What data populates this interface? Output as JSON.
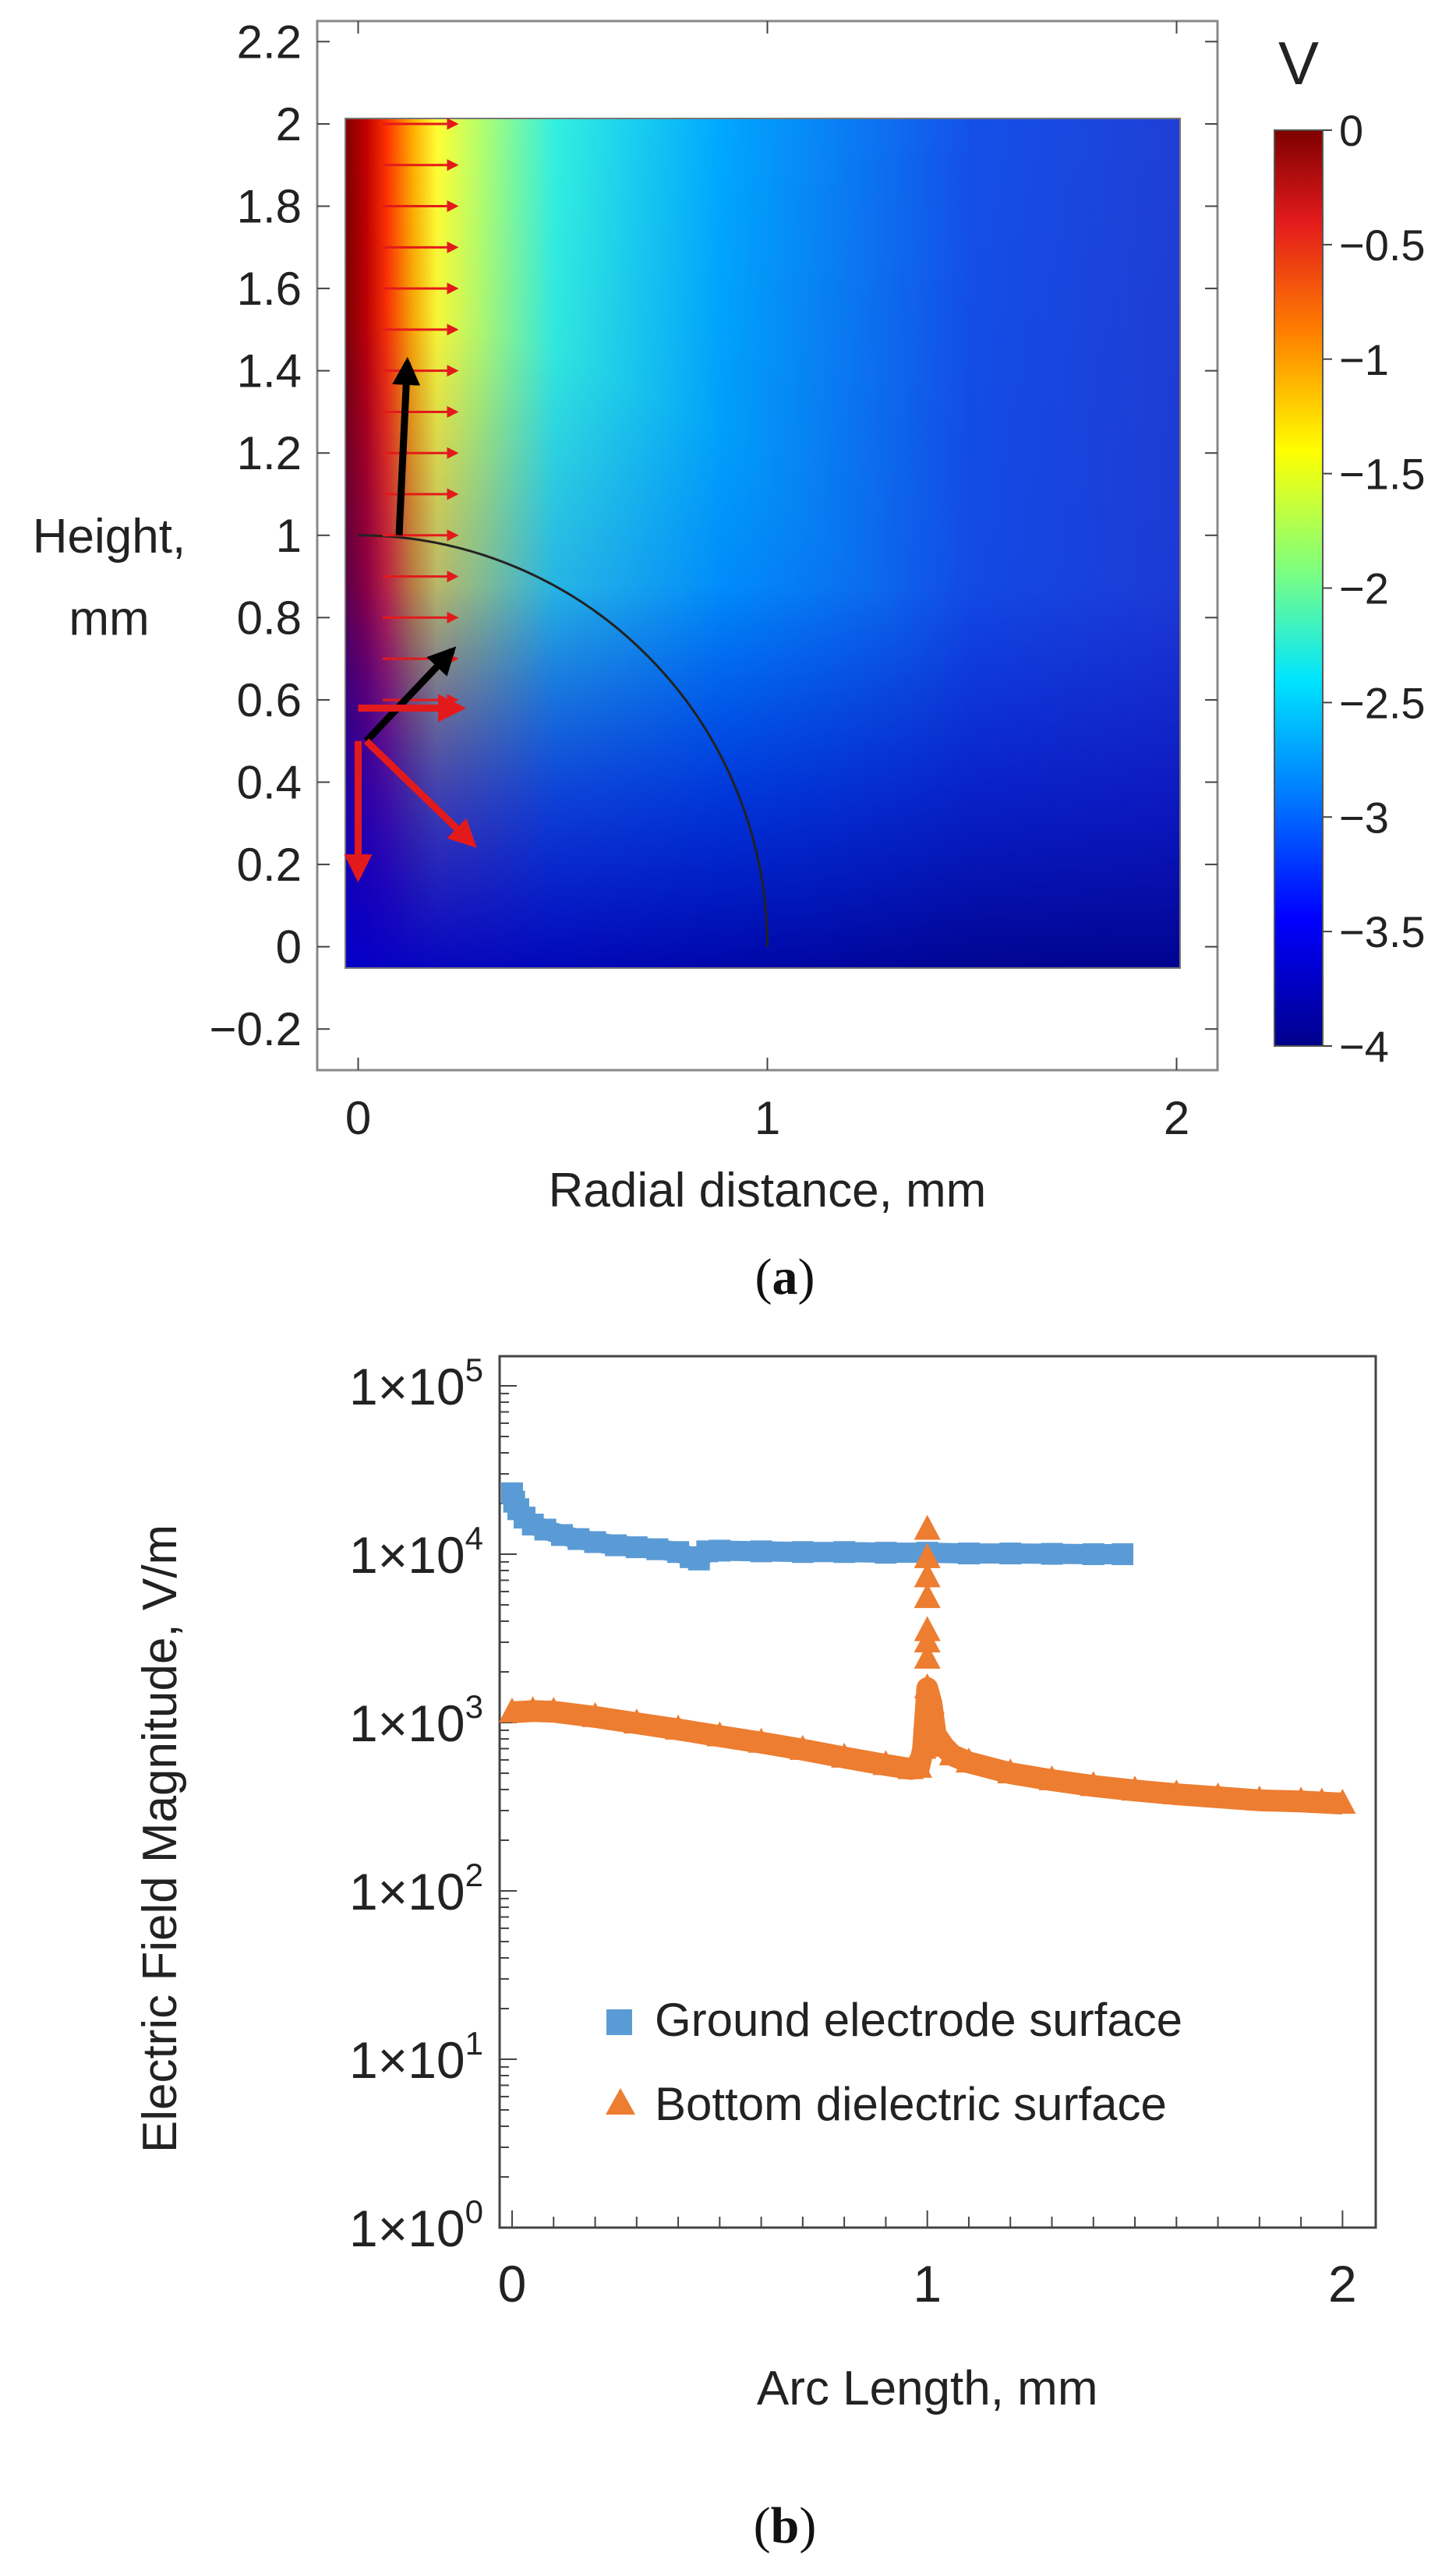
{
  "chart_data": [
    {
      "type": "heatmap",
      "panel_label": "a",
      "xlabel": "Radial distance, mm",
      "ylabel_line1": "Height,",
      "ylabel_line2": "mm",
      "xlim": [
        -0.1,
        2.1
      ],
      "ylim": [
        -0.3,
        2.25
      ],
      "xticks": [
        0,
        1,
        2
      ],
      "xtick_labels": [
        "0",
        "1",
        "2"
      ],
      "yticks": [
        -0.2,
        0,
        0.2,
        0.4,
        0.6,
        0.8,
        1,
        1.2,
        1.4,
        1.6,
        1.8,
        2,
        2.2
      ],
      "ytick_labels": [
        "−0.2",
        "0",
        "0.2",
        "0.4",
        "0.6",
        "0.8",
        "1",
        "1.2",
        "1.4",
        "1.6",
        "1.8",
        "2",
        "2.2"
      ],
      "domain": {
        "x": [
          0,
          2
        ],
        "y": [
          -0.05,
          2
        ]
      },
      "field": "electric potential, falls from 0 V at the r = 0 axis to about -4 V far away",
      "colorbar": {
        "unit": "V",
        "range": [
          -4,
          0
        ],
        "ticks": [
          0,
          -0.5,
          -1,
          -1.5,
          -2,
          -2.5,
          -3,
          -3.5,
          -4
        ],
        "tick_labels": [
          "0",
          "−0.5",
          "−1",
          "−1.5",
          "−2",
          "−2.5",
          "−3",
          "−3.5",
          "−4"
        ],
        "colors": [
          "#7f0000",
          "#e31a1c",
          "#ff7f00",
          "#ffff00",
          "#7fff7f",
          "#00e5ff",
          "#0080ff",
          "#0000ff",
          "#00008b"
        ]
      },
      "boundary_arc": {
        "center": [
          0,
          0
        ],
        "radius": 1,
        "color": "#222222"
      },
      "small_arrows": {
        "x": 0.06,
        "y_values": [
          0.6,
          0.7,
          0.8,
          0.9,
          1.0,
          1.1,
          1.2,
          1.3,
          1.4,
          1.5,
          1.6,
          1.7,
          1.8,
          1.9,
          2.0
        ],
        "dx": 0.18,
        "color": "#e31a1c"
      },
      "vectors": [
        {
          "from": [
            0.1,
            1.0
          ],
          "to": [
            0.12,
            1.42
          ],
          "color": "#000000"
        },
        {
          "from": [
            0.02,
            0.5
          ],
          "to": [
            0.23,
            0.72
          ],
          "color": "#000000"
        },
        {
          "from": [
            0.02,
            0.5
          ],
          "to": [
            0.28,
            0.25
          ],
          "color": "#e31a1c"
        },
        {
          "from": [
            0.0,
            0.5
          ],
          "to": [
            0.0,
            0.17
          ],
          "color": "#e31a1c"
        },
        {
          "from": [
            0.0,
            0.58
          ],
          "to": [
            0.25,
            0.58
          ],
          "color": "#e31a1c"
        }
      ]
    },
    {
      "type": "scatter",
      "panel_label": "b",
      "xlabel": "Arc Length, mm",
      "ylabel": "Electric Field Magnitude, V/m",
      "xlim": [
        -0.03,
        2.08
      ],
      "yscale": "log",
      "ylim": [
        1,
        150000
      ],
      "xticks": [
        0,
        1,
        2
      ],
      "xtick_labels": [
        "0",
        "1",
        "2"
      ],
      "ytick_labels": [
        {
          "base": "1×10",
          "exp": "0"
        },
        {
          "base": "1×10",
          "exp": "1"
        },
        {
          "base": "1×10",
          "exp": "2"
        },
        {
          "base": "1×10",
          "exp": "3"
        },
        {
          "base": "1×10",
          "exp": "4"
        },
        {
          "base": "1×10",
          "exp": "5"
        }
      ],
      "legend": {
        "placement": "lower-center"
      },
      "series": [
        {
          "name": "Ground electrode surface",
          "marker": "square",
          "color": "#5b9bd5",
          "points": [
            [
              0.0,
              23000
            ],
            [
              0.005,
              20500
            ],
            [
              0.015,
              18500
            ],
            [
              0.03,
              16500
            ],
            [
              0.05,
              15000
            ],
            [
              0.08,
              14000
            ],
            [
              0.12,
              13000
            ],
            [
              0.16,
              12300
            ],
            [
              0.2,
              11800
            ],
            [
              0.25,
              11300
            ],
            [
              0.3,
              11000
            ],
            [
              0.35,
              10700
            ],
            [
              0.4,
              10300
            ],
            [
              0.43,
              9600
            ],
            [
              0.45,
              9300
            ],
            [
              0.47,
              10400
            ],
            [
              0.5,
              10500
            ],
            [
              0.6,
              10400
            ],
            [
              0.7,
              10300
            ],
            [
              0.8,
              10300
            ],
            [
              0.9,
              10200
            ],
            [
              1.0,
              10200
            ],
            [
              1.1,
              10100
            ],
            [
              1.2,
              10100
            ],
            [
              1.3,
              10050
            ],
            [
              1.4,
              10000
            ],
            [
              1.47,
              10000
            ]
          ]
        },
        {
          "name": "Bottom dielectric surface",
          "marker": "triangle",
          "color": "#ed7d31",
          "points": [
            [
              0.0,
              1150
            ],
            [
              0.05,
              1170
            ],
            [
              0.1,
              1160
            ],
            [
              0.2,
              1080
            ],
            [
              0.3,
              990
            ],
            [
              0.4,
              910
            ],
            [
              0.5,
              830
            ],
            [
              0.6,
              760
            ],
            [
              0.7,
              690
            ],
            [
              0.8,
              620
            ],
            [
              0.9,
              560
            ],
            [
              0.96,
              530
            ],
            [
              0.98,
              540
            ],
            [
              0.99,
              700
            ],
            [
              1.0,
              1600
            ],
            [
              1.0,
              2400
            ],
            [
              1.0,
              3000
            ],
            [
              1.0,
              3500
            ],
            [
              1.0,
              5500
            ],
            [
              1.0,
              7300
            ],
            [
              1.0,
              9500
            ],
            [
              1.0,
              14000
            ],
            [
              1.01,
              1300
            ],
            [
              1.02,
              850
            ],
            [
              1.04,
              720
            ],
            [
              1.06,
              640
            ],
            [
              1.1,
              580
            ],
            [
              1.2,
              500
            ],
            [
              1.3,
              455
            ],
            [
              1.4,
              420
            ],
            [
              1.5,
              395
            ],
            [
              1.6,
              375
            ],
            [
              1.7,
              360
            ],
            [
              1.8,
              345
            ],
            [
              1.9,
              340
            ],
            [
              1.95,
              335
            ],
            [
              2.0,
              330
            ]
          ]
        }
      ]
    }
  ]
}
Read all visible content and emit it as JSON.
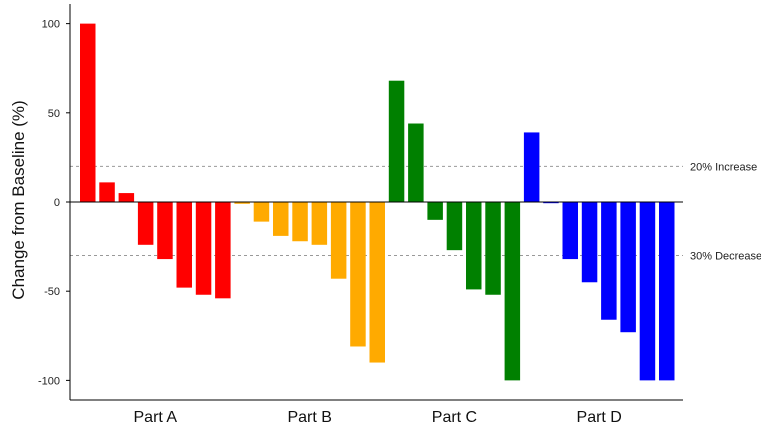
{
  "chart_data": {
    "type": "bar",
    "ylabel": "Change from Baseline (%)",
    "xlabel": "",
    "ylim": [
      -111,
      111
    ],
    "yticks": [
      100,
      50,
      0,
      -50,
      -100
    ],
    "groups": [
      {
        "name": "Part A",
        "color": "#ff0000",
        "values": [
          100,
          11,
          5,
          -24,
          -32,
          -48,
          -52,
          -54
        ]
      },
      {
        "name": "Part B",
        "color": "#ffaa00",
        "values": [
          -1,
          -11,
          -19,
          -22,
          -24,
          -43,
          -81,
          -90
        ]
      },
      {
        "name": "Part C",
        "color": "#008000",
        "values": [
          68,
          44,
          -10,
          -27,
          -49,
          -52,
          -100
        ]
      },
      {
        "name": "Part D",
        "color": "#0000ff",
        "values": [
          39,
          0,
          -32,
          -45,
          -66,
          -73,
          -100,
          -100
        ]
      }
    ],
    "reference_lines": [
      {
        "value": 20,
        "label": "20% Increase"
      },
      {
        "value": -30,
        "label": "30% Decrease"
      }
    ]
  }
}
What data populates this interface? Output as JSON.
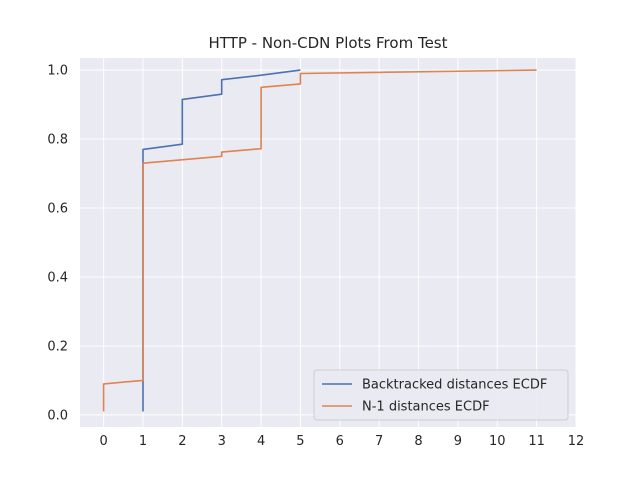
{
  "chart_data": {
    "type": "line",
    "title": "HTTP - Non-CDN Plots From Test",
    "xlabel": "",
    "ylabel": "",
    "xlim": [
      -0.6,
      12
    ],
    "ylim": [
      -0.035,
      1.035
    ],
    "xticks": [
      "0",
      "1",
      "2",
      "3",
      "4",
      "5",
      "6",
      "7",
      "8",
      "9",
      "10",
      "11",
      "12"
    ],
    "yticks": [
      "0.0",
      "0.2",
      "0.4",
      "0.6",
      "0.8",
      "1.0"
    ],
    "grid": true,
    "legend_position": "lower-right",
    "series": [
      {
        "name": "Backtracked distances ECDF",
        "color": "#4c72b0",
        "x": [
          1,
          1,
          1,
          2,
          2,
          3,
          3,
          4,
          5
        ],
        "y": [
          0.01,
          0.77,
          0.77,
          0.785,
          0.915,
          0.93,
          0.972,
          0.985,
          1.0
        ]
      },
      {
        "name": "N-1 distances ECDF",
        "color": "#dd8452",
        "x": [
          0,
          0,
          1,
          1,
          3,
          3,
          4,
          4,
          5,
          5,
          11
        ],
        "y": [
          0.01,
          0.09,
          0.1,
          0.73,
          0.75,
          0.762,
          0.772,
          0.95,
          0.96,
          0.99,
          1.0
        ]
      }
    ]
  },
  "plot_style": {
    "background": "#eaeaf2",
    "grid_color": "#ffffff"
  }
}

────

Objective —
State how many lines of the records above contain "surface", with no words besides the number.

Task answer —
2